▸ Exercise task
In the entries that follow, count each line containing "JSON" and state the total, nothing more.
* Begin *
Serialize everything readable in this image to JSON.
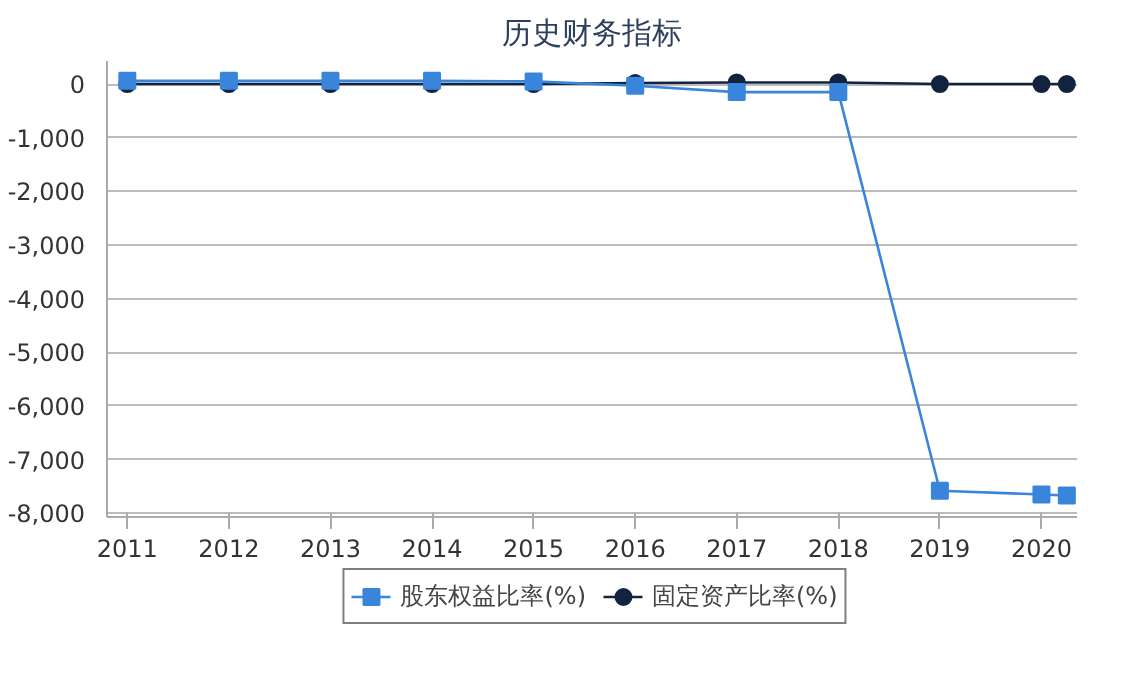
{
  "chart_data": {
    "type": "line",
    "title": "历史财务指标",
    "x": [
      2011,
      2012,
      2013,
      2014,
      2015,
      2016,
      2017,
      2018,
      2019,
      2020,
      2020.25
    ],
    "series": [
      {
        "name": "股东权益比率(%)",
        "color": "#3a85dc",
        "marker": "square",
        "values": [
          60,
          60,
          60,
          60,
          50,
          -30,
          -150,
          -150,
          -7580,
          -7650,
          -7670
        ]
      },
      {
        "name": "固定资产比率(%)",
        "color": "#12233f",
        "marker": "circle",
        "values": [
          0,
          0,
          0,
          0,
          0,
          20,
          30,
          30,
          0,
          0,
          0
        ]
      }
    ],
    "xlim": [
      2010.8,
      2020.35
    ],
    "xticks": [
      2011,
      2012,
      2013,
      2014,
      2015,
      2016,
      2017,
      2018,
      2019,
      2020
    ],
    "ylim": [
      -8070,
      430
    ],
    "yticks": [
      0,
      {
        "value": -1000,
        "label": "-1,000"
      },
      {
        "value": -2000,
        "label": "-2,000"
      },
      {
        "value": -3000,
        "label": "-3,000"
      },
      {
        "value": -4000,
        "label": "-4,000"
      },
      {
        "value": -5000,
        "label": "-5,000"
      },
      {
        "value": -6000,
        "label": "-6,000"
      },
      {
        "value": -7000,
        "label": "-7,000"
      },
      {
        "value": -8000,
        "label": "-8,000"
      }
    ],
    "grid": "y",
    "legend": "bottom",
    "line_style": "solid"
  }
}
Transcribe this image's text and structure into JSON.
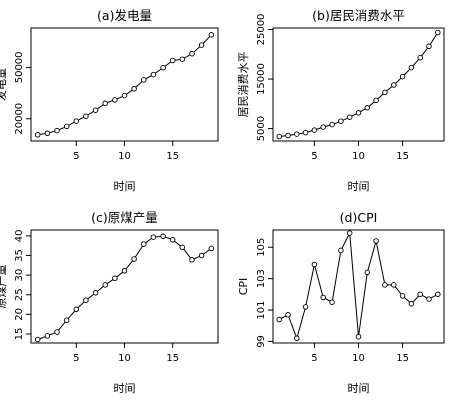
* End *
▸ Task output
2